▶ [WORK INSTRUCTIONS]
Transcribe the material exactly. Images do not belong in the copy.

(Collection entries)
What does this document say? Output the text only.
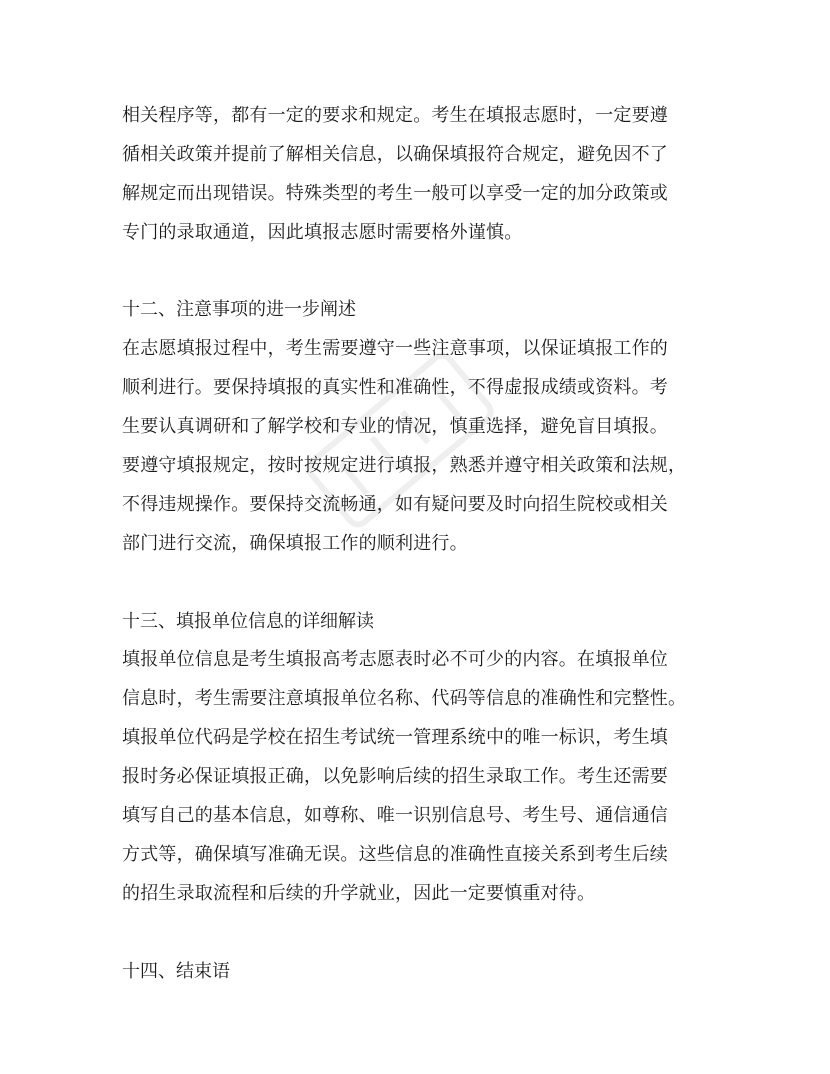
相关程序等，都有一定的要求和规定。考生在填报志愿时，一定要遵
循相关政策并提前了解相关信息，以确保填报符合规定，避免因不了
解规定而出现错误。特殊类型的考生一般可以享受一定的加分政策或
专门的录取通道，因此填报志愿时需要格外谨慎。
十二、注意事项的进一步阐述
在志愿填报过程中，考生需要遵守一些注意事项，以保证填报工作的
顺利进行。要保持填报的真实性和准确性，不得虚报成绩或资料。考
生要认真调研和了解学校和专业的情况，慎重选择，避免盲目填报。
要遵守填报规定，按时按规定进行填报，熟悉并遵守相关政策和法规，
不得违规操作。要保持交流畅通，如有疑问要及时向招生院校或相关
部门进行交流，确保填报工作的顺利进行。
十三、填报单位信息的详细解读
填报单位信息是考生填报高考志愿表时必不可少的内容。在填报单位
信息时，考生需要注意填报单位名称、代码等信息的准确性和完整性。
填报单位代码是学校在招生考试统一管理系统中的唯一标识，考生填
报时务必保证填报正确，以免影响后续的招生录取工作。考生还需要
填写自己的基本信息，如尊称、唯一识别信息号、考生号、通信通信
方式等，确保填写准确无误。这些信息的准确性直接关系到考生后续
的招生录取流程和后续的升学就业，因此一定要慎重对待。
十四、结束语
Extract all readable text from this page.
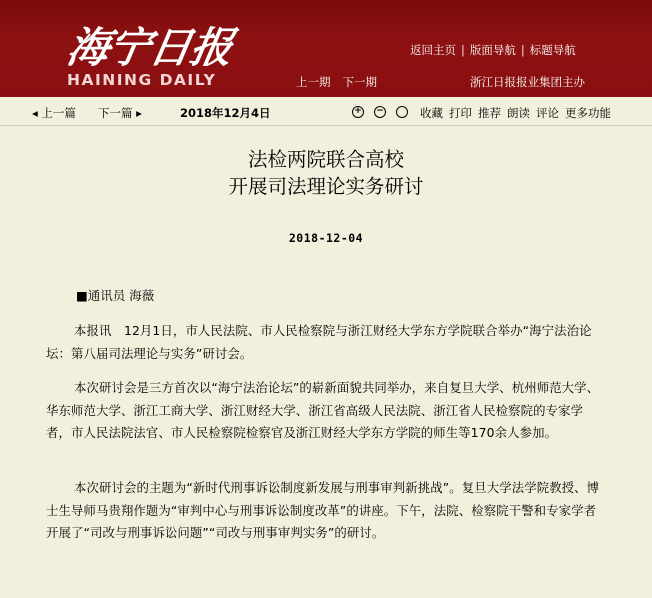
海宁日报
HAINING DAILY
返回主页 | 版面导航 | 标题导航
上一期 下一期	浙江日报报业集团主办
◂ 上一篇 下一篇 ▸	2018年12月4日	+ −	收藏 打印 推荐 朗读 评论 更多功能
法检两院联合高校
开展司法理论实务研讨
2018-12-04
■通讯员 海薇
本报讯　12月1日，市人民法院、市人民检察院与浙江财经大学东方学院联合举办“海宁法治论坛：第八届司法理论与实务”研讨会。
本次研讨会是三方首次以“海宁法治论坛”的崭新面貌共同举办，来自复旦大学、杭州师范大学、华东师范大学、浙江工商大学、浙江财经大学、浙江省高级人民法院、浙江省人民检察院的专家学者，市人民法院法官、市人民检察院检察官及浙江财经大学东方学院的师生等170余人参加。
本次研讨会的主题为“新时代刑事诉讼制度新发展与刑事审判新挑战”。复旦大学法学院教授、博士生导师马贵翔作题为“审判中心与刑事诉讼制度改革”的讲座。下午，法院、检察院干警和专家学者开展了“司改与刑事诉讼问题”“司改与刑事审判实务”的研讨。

▶ [EXERCISE OUTPUT]
What does this document say? Output the text only.
相关程序等，都有一定的要求和规定。考生在填报志愿时，一定要遵
循相关政策并提前了解相关信息，以确保填报符合规定，避免因不了
解规定而出现错误。特殊类型的考生一般可以享受一定的加分政策或
专门的录取通道，因此填报志愿时需要格外谨慎。
十二、注意事项的进一步阐述
在志愿填报过程中，考生需要遵守一些注意事项，以保证填报工作的
顺利进行。要保持填报的真实性和准确性，不得虚报成绩或资料。考
生要认真调研和了解学校和专业的情况，慎重选择，避免盲目填报。
要遵守填报规定，按时按规定进行填报，熟悉并遵守相关政策和法规，
不得违规操作。要保持交流畅通，如有疑问要及时向招生院校或相关
部门进行交流，确保填报工作的顺利进行。
十三、填报单位信息的详细解读
填报单位信息是考生填报高考志愿表时必不可少的内容。在填报单位
信息时，考生需要注意填报单位名称、代码等信息的准确性和完整性。
填报单位代码是学校在招生考试统一管理系统中的唯一标识，考生填
报时务必保证填报正确，以免影响后续的招生录取工作。考生还需要
填写自己的基本信息，如尊称、唯一识别信息号、考生号、通信通信
方式等，确保填写准确无误。这些信息的准确性直接关系到考生后续
的招生录取流程和后续的升学就业，因此一定要慎重对待。
十四、结束语
Extract all readable text from this page.
海宁日报
HAINING DAILY
返回主页 | 版面导航 | 标题导航
上一期 下一期	浙江日报报业集团主办
◂ 上一篇 下一篇 ▸	2018年12月4日	+ −	收藏 打印 推荐 朗读 评论 更多功能
法检两院联合高校
开展司法理论实务研讨
2018-12-04
■通讯员 海薇
本报讯　12月1日，市人民法院、市人民检察院与浙江财经大学东方学院联合举办“海宁法治论坛：第八届司法理论与实务”研讨会。
本次研讨会是三方首次以“海宁法治论坛”的崭新面貌共同举办，来自复旦大学、杭州师范大学、华东师范大学、浙江工商大学、浙江财经大学、浙江省高级人民法院、浙江省人民检察院的专家学者，市人民法院法官、市人民检察院检察官及浙江财经大学东方学院的师生等170余人参加。
本次研讨会的主题为“新时代刑事诉讼制度新发展与刑事审判新挑战”。复旦大学法学院教授、博士生导师马贵翔作题为“审判中心与刑事诉讼制度改革”的讲座。下午，法院、检察院干警和专家学者开展了“司改与刑事诉讼问题”“司改与刑事审判实务”的研讨。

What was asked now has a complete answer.